== Provided data ==
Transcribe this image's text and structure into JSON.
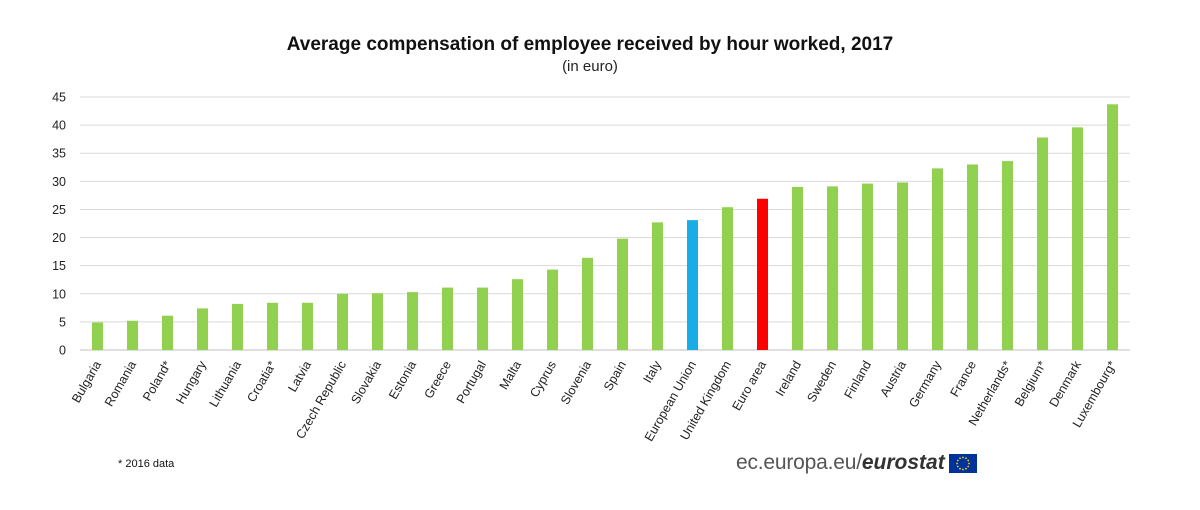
{
  "chart_data": {
    "type": "bar",
    "title": "Average compensation of employee received by hour worked, 2017",
    "subtitle": "(in euro)",
    "xlabel": "",
    "ylabel": "",
    "ylim": [
      0,
      45
    ],
    "yticks": [
      0,
      5,
      10,
      15,
      20,
      25,
      30,
      35,
      40,
      45
    ],
    "grid": true,
    "categories": [
      "Bulgaria",
      "Romania",
      "Poland*",
      "Hungary",
      "Lithuania",
      "Croatia*",
      "Latvia",
      "Czech Republic",
      "Slovakia",
      "Estonia",
      "Greece",
      "Portugal",
      "Malta",
      "Cyprus",
      "Slovenia",
      "Spain",
      "Italy",
      "European Union",
      "United Kingdom",
      "Euro area",
      "Ireland",
      "Sweden",
      "Finland",
      "Austria",
      "Germany",
      "France",
      "Netherlands*",
      "Belgium*",
      "Denmark",
      "Luxembourg*"
    ],
    "values": [
      4.9,
      5.2,
      6.1,
      7.4,
      8.2,
      8.4,
      8.4,
      10.0,
      10.1,
      10.3,
      11.1,
      11.1,
      12.6,
      14.3,
      16.4,
      19.8,
      22.7,
      23.1,
      25.4,
      26.9,
      29.0,
      29.1,
      29.6,
      29.8,
      32.3,
      33.0,
      33.6,
      37.8,
      39.6,
      43.7
    ],
    "colors": {
      "default": "#92d050",
      "European Union": "#1aace7",
      "Euro area": "#ff0000"
    }
  },
  "footnote": "* 2016 data",
  "source": {
    "text": "ec.europa.eu/",
    "brand": "eurostat",
    "logo_icon": "eu-flag-icon"
  }
}
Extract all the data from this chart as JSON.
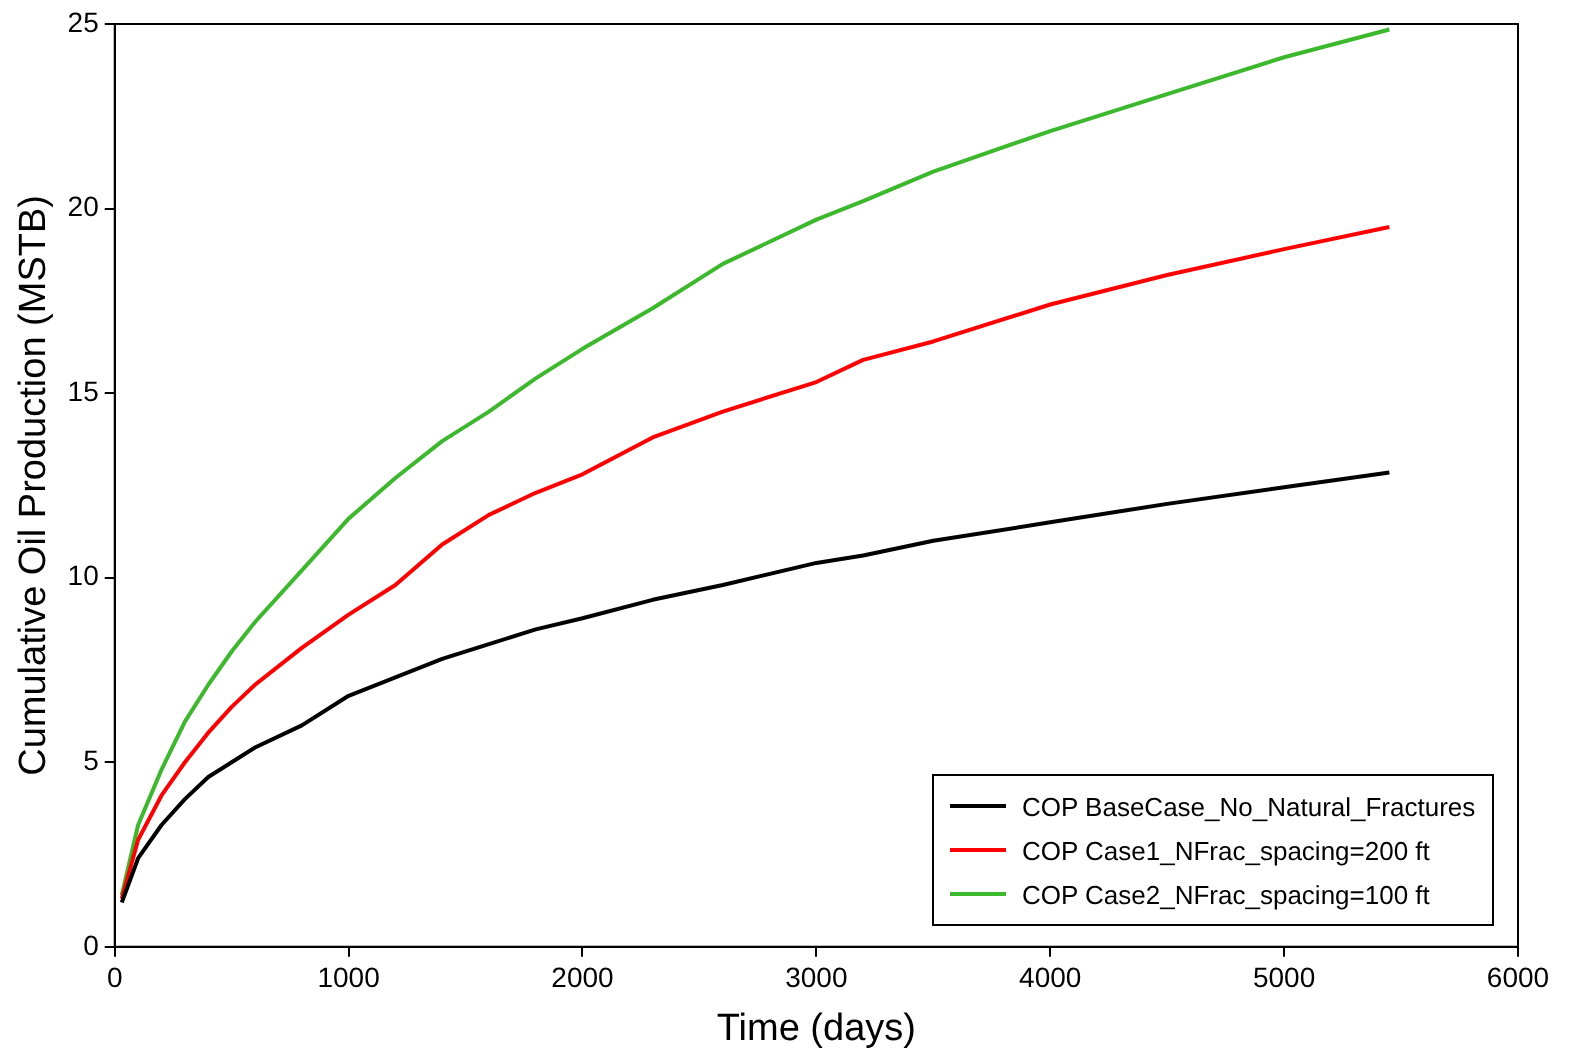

== Task details ==
Return all lines containing the word "this".

== Answer to the exercise ==
Transcribe this image's text and structure into JSON.
Extract all the data from this chart as JSON.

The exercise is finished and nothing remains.